## TASK OBJECTIVE
Find each line with the string "angina" and copy it.

## LISTED ENTRIES
==================================================

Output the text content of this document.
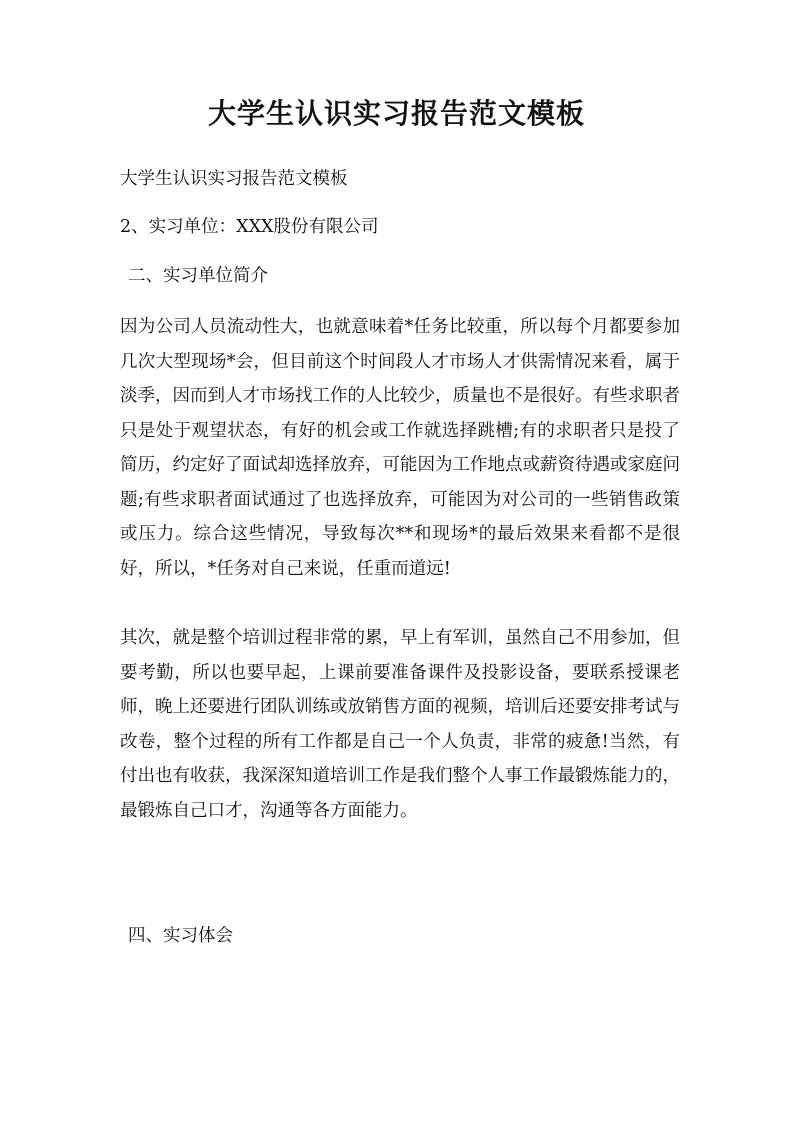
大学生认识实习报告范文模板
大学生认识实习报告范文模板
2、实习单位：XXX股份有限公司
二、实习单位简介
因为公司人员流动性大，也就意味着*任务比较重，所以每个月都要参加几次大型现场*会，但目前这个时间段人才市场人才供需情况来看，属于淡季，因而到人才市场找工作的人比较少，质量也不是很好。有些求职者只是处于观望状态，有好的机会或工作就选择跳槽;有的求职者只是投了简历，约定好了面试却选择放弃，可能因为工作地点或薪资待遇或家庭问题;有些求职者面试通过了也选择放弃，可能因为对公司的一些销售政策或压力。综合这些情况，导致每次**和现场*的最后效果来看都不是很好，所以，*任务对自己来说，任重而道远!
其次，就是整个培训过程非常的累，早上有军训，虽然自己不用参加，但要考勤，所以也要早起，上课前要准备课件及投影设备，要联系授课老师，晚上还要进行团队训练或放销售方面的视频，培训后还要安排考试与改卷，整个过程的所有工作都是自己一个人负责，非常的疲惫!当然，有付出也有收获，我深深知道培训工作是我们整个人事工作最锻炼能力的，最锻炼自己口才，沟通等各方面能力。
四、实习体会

==================================================

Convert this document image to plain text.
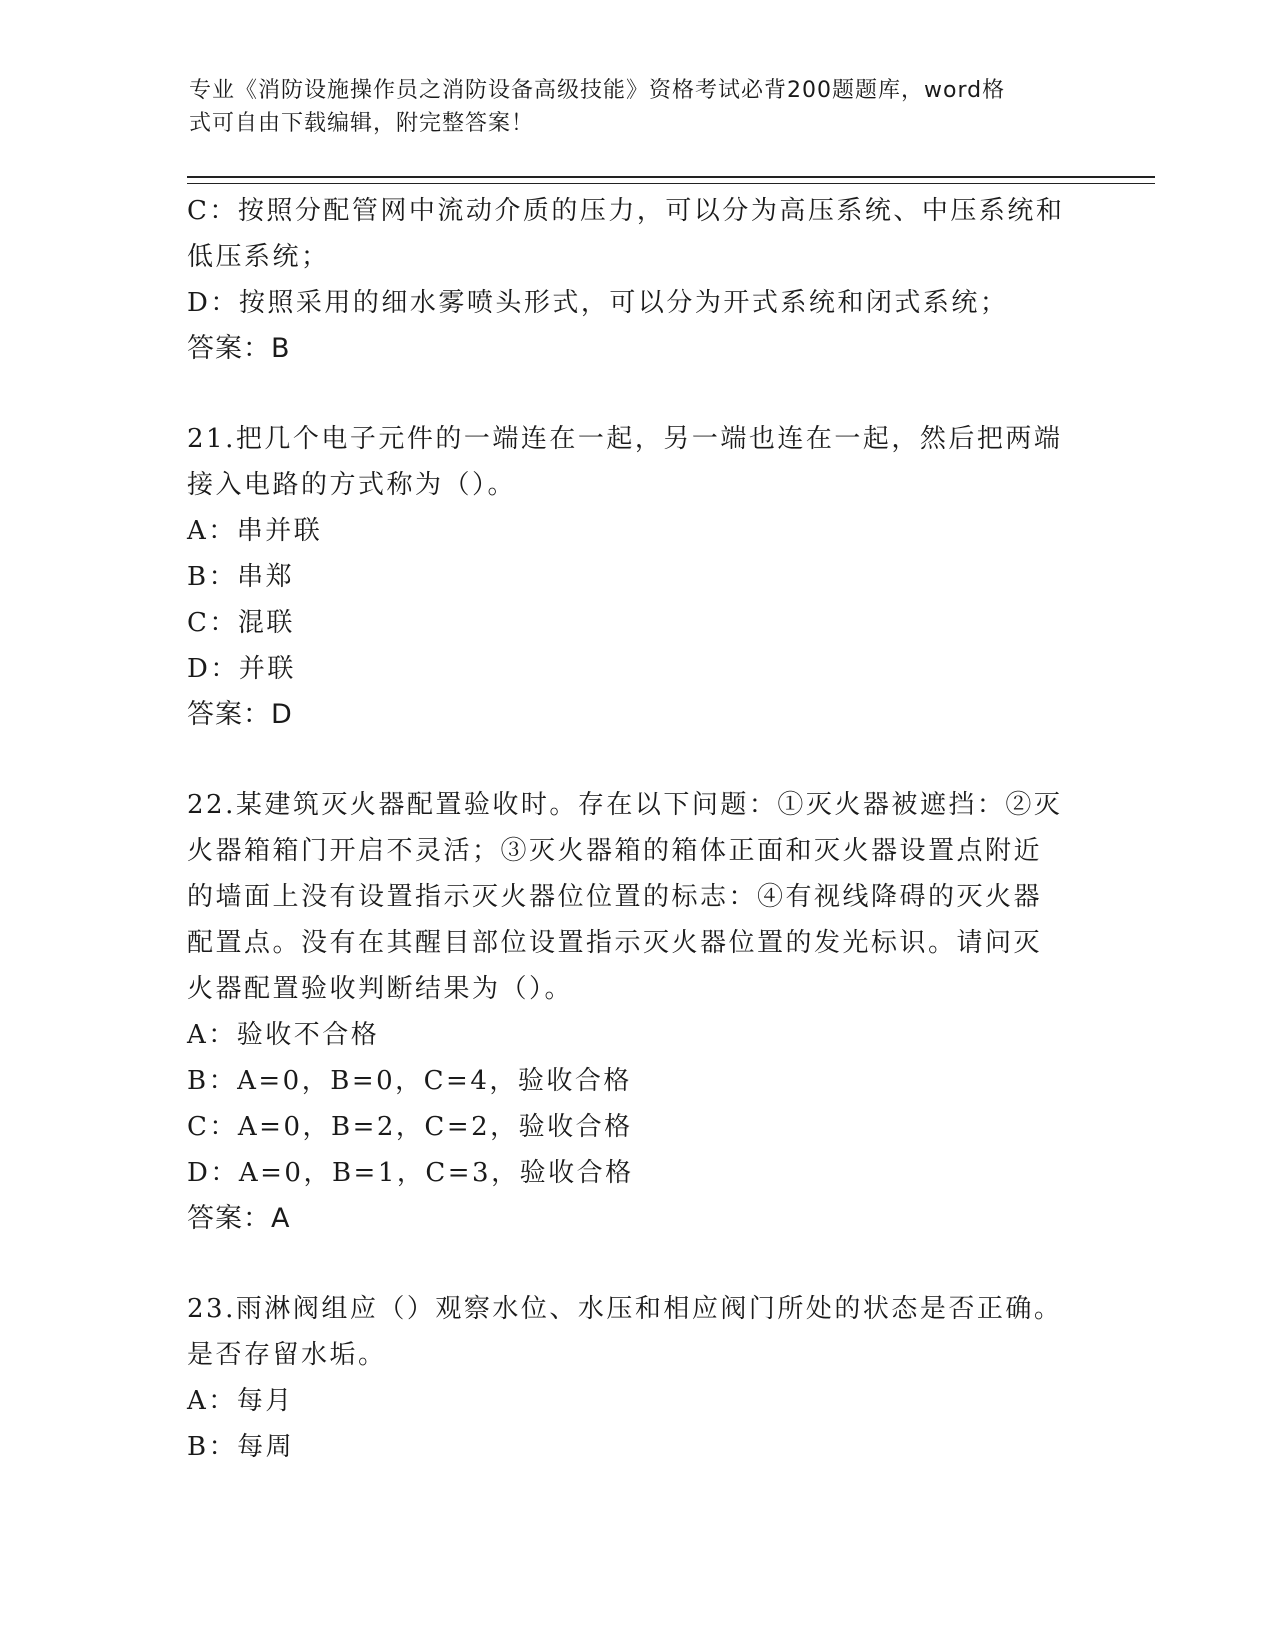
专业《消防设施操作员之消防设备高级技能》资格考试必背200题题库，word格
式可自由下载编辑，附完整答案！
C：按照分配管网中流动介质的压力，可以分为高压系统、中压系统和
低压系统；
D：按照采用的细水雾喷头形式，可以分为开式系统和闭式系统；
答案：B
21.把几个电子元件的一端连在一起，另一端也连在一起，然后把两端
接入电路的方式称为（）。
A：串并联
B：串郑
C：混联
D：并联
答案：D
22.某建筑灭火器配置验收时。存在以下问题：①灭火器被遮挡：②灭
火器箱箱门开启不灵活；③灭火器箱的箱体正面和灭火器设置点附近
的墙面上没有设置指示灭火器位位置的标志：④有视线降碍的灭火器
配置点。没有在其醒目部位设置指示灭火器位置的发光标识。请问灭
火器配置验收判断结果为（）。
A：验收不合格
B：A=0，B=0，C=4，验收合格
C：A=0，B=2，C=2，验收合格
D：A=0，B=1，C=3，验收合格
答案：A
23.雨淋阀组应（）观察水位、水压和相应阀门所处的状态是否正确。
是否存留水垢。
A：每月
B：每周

==================================================

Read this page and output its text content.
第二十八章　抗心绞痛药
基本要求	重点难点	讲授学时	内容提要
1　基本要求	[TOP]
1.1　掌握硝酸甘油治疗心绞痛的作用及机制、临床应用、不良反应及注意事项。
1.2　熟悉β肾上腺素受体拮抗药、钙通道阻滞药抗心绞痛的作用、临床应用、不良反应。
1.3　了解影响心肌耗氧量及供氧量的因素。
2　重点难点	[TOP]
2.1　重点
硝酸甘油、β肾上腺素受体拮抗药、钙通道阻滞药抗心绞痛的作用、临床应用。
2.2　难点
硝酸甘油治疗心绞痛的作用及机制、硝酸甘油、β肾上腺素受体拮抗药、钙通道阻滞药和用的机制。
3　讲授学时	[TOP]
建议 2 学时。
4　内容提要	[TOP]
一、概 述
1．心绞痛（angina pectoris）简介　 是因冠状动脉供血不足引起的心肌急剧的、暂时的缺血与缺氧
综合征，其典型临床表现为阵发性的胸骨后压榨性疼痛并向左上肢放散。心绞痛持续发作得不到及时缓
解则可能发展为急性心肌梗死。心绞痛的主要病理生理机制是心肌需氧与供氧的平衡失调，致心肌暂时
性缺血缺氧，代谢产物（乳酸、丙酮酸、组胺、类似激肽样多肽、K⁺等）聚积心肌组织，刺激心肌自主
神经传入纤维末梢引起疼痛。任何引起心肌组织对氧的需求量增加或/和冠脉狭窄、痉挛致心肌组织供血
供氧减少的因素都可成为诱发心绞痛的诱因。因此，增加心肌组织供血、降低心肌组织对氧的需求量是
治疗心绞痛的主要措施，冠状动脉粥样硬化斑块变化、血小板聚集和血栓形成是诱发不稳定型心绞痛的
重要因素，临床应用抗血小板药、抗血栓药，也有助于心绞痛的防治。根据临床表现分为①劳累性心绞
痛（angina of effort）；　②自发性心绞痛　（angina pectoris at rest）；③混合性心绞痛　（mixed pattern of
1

==================================================

## FINAL RESULT
1．心绞痛（angina pectoris）简介　 是因冠状动脉供血不足引起的心肌急剧的、暂时的缺血与缺氧
痛（angina of effort）；　②自发性心绞痛　（angina pectoris at rest）；③混合性心绞痛　（mixed pattern of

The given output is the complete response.